> _Required task_: Determine how many lines include "demand". Give the number and nothing else.

> _Material for this task_:
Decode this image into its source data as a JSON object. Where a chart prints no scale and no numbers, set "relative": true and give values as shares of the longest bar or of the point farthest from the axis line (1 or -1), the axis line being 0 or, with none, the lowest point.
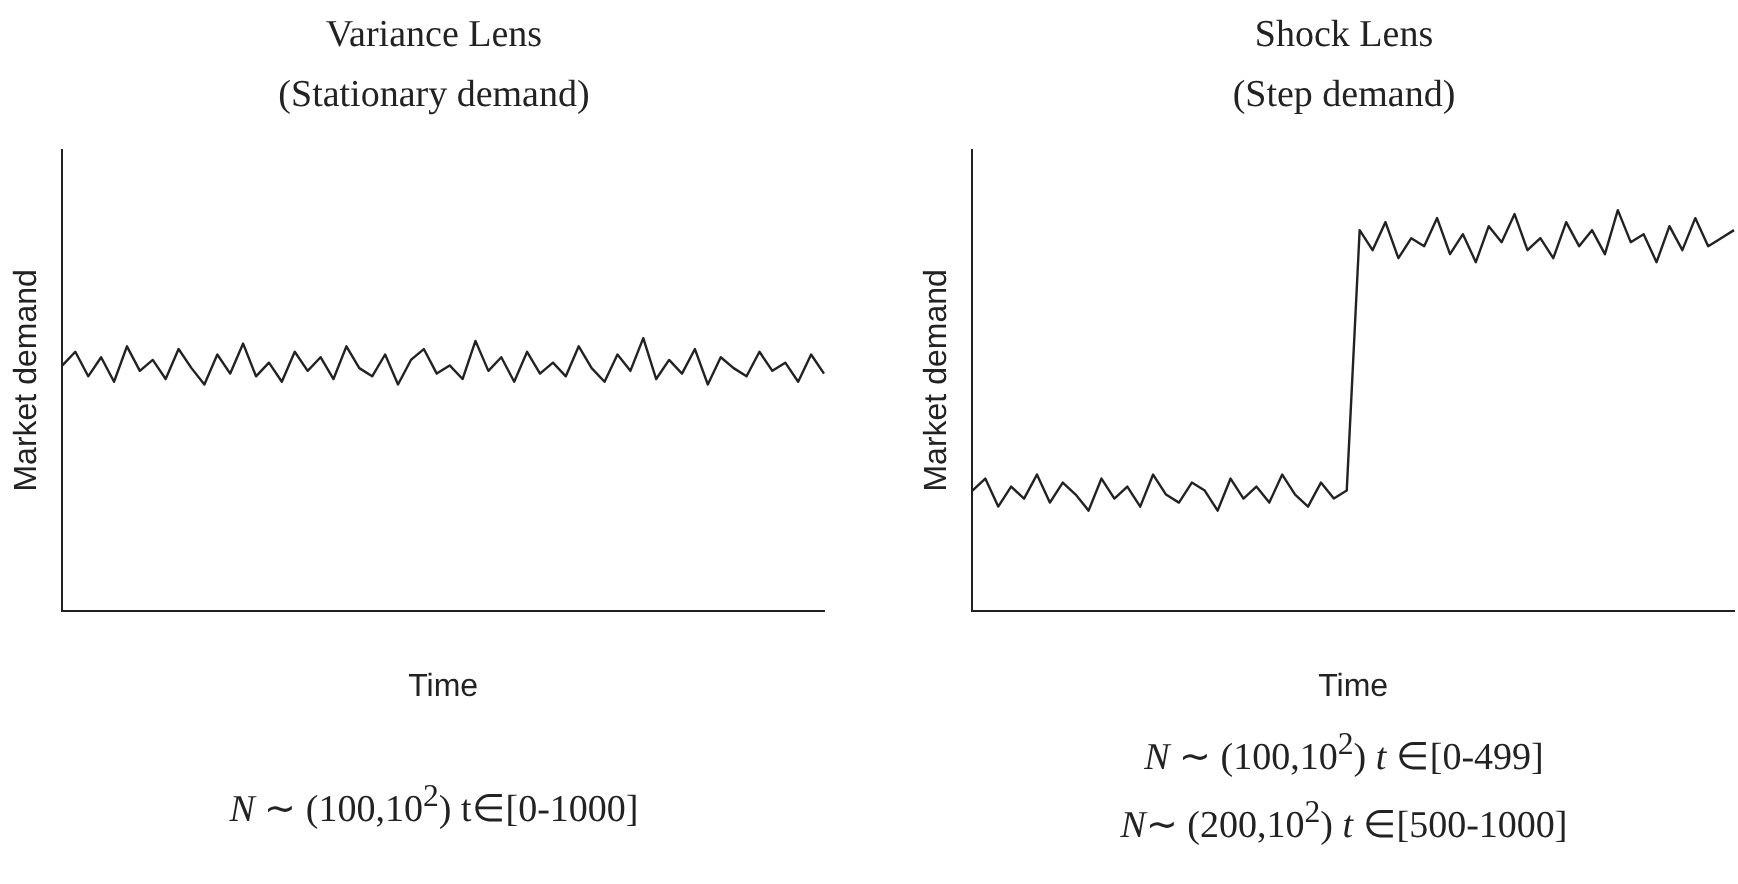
{
  "chart_data": [
    {
      "type": "line",
      "title": "Variance Lens",
      "subtitle": "(Stationary demand)",
      "xlabel": "Time",
      "ylabel": "Market demand",
      "relative": true,
      "grid": false,
      "legend": false,
      "marker": "none",
      "categories": [
        null,
        null,
        null,
        null,
        null,
        null,
        null,
        null,
        null,
        null,
        null,
        null,
        null,
        null,
        null,
        null,
        null,
        null,
        null,
        null,
        null,
        null,
        null,
        null,
        null,
        null,
        null,
        null,
        null,
        null,
        null,
        null,
        null,
        null,
        null,
        null,
        null,
        null,
        null,
        null,
        null,
        null,
        null,
        null,
        null,
        null,
        null,
        null,
        null,
        null,
        null,
        null,
        null,
        null,
        null,
        null,
        null,
        null,
        null,
        null
      ],
      "series": [
        {
          "color": "#222222",
          "values": [
            0.9,
            0.95,
            0.86,
            0.93,
            0.84,
            0.97,
            0.88,
            0.92,
            0.85,
            0.96,
            0.89,
            0.83,
            0.94,
            0.87,
            0.98,
            0.86,
            0.91,
            0.84,
            0.95,
            0.88,
            0.93,
            0.85,
            0.97,
            0.89,
            0.86,
            0.94,
            0.83,
            0.92,
            0.96,
            0.87,
            0.9,
            0.85,
            0.99,
            0.88,
            0.93,
            0.84,
            0.95,
            0.87,
            0.91,
            0.86,
            0.97,
            0.89,
            0.84,
            0.94,
            0.88,
            1.0,
            0.85,
            0.92,
            0.87,
            0.96,
            0.83,
            0.93,
            0.89,
            0.86,
            0.95,
            0.88,
            0.91,
            0.84,
            0.94,
            0.87
          ]
        }
      ],
      "annotations": [
        "N ∼ (100,10$^{2}$) t∈[0-1000]"
      ]
    },
    {
      "type": "line",
      "title": "Shock Lens",
      "subtitle": "(Step demand)",
      "xlabel": "Time",
      "ylabel": "Market demand",
      "relative": true,
      "grid": false,
      "legend": false,
      "marker": "none",
      "categories": [
        null,
        null,
        null,
        null,
        null,
        null,
        null,
        null,
        null,
        null,
        null,
        null,
        null,
        null,
        null,
        null,
        null,
        null,
        null,
        null,
        null,
        null,
        null,
        null,
        null,
        null,
        null,
        null,
        null,
        null,
        null,
        null,
        null,
        null,
        null,
        null,
        null,
        null,
        null,
        null,
        null,
        null,
        null,
        null,
        null,
        null,
        null,
        null,
        null,
        null,
        null,
        null,
        null,
        null,
        null,
        null,
        null,
        null,
        null,
        null
      ],
      "series": [
        {
          "color": "#222222",
          "values": [
            0.3,
            0.33,
            0.26,
            0.31,
            0.28,
            0.34,
            0.27,
            0.32,
            0.29,
            0.25,
            0.33,
            0.28,
            0.31,
            0.26,
            0.34,
            0.29,
            0.27,
            0.32,
            0.3,
            0.25,
            0.33,
            0.28,
            0.31,
            0.27,
            0.34,
            0.29,
            0.26,
            0.32,
            0.28,
            0.3,
            0.95,
            0.9,
            0.97,
            0.88,
            0.93,
            0.91,
            0.98,
            0.89,
            0.94,
            0.87,
            0.96,
            0.92,
            0.99,
            0.9,
            0.93,
            0.88,
            0.97,
            0.91,
            0.95,
            0.89,
            1.0,
            0.92,
            0.94,
            0.87,
            0.96,
            0.9,
            0.98,
            0.91,
            0.93,
            0.95
          ]
        }
      ],
      "annotations": [
        "N ∼ (100,10$^{2}$) t ∈[0-499]",
        "N∼ (200,10$^{2}$) t ∈[500-1000]"
      ]
    }
  ]
}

> _Result of the exercise_: 4